** Description of the task **
Pick out each line of the records in which the word "this" appears.

** Record list **
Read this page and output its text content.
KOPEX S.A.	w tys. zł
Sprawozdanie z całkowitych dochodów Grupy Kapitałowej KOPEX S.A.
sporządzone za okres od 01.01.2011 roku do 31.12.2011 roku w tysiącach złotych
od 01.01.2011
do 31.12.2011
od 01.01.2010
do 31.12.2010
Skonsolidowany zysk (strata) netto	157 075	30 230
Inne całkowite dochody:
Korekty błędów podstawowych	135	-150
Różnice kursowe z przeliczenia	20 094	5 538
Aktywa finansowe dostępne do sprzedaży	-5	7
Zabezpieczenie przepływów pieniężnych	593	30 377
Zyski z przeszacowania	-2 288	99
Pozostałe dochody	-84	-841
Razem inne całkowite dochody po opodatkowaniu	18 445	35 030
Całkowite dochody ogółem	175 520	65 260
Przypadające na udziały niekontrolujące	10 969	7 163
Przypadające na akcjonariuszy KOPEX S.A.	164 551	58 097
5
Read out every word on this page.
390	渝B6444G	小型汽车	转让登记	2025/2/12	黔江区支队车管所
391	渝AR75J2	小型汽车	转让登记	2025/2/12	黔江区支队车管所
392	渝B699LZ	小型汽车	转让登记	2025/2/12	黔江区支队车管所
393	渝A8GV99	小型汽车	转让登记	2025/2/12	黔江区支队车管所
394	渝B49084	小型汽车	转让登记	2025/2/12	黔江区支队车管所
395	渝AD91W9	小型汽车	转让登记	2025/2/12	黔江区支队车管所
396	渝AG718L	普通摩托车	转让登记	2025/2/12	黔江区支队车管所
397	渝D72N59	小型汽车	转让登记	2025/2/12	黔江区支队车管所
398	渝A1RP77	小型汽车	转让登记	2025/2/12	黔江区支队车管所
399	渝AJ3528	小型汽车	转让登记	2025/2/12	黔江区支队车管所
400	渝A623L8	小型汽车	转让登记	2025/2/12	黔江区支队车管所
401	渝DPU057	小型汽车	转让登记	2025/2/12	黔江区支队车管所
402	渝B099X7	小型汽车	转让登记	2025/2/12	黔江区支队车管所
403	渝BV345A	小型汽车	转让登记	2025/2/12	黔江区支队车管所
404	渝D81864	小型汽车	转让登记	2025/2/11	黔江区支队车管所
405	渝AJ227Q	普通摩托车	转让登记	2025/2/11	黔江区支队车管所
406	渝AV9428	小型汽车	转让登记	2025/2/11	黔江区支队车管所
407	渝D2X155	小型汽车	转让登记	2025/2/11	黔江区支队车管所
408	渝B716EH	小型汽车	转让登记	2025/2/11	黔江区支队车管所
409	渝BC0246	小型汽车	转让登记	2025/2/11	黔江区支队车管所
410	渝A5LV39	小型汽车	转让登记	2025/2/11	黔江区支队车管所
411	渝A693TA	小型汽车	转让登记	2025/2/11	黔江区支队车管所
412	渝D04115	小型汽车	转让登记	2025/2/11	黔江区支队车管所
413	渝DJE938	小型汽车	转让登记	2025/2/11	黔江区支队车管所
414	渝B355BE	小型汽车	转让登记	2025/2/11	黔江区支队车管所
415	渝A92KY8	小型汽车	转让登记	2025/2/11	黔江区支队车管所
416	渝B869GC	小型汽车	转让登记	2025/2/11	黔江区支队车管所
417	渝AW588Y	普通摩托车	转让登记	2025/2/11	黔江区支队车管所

** Exercise response **
Read this page and output its text content.
Read out every word on this page.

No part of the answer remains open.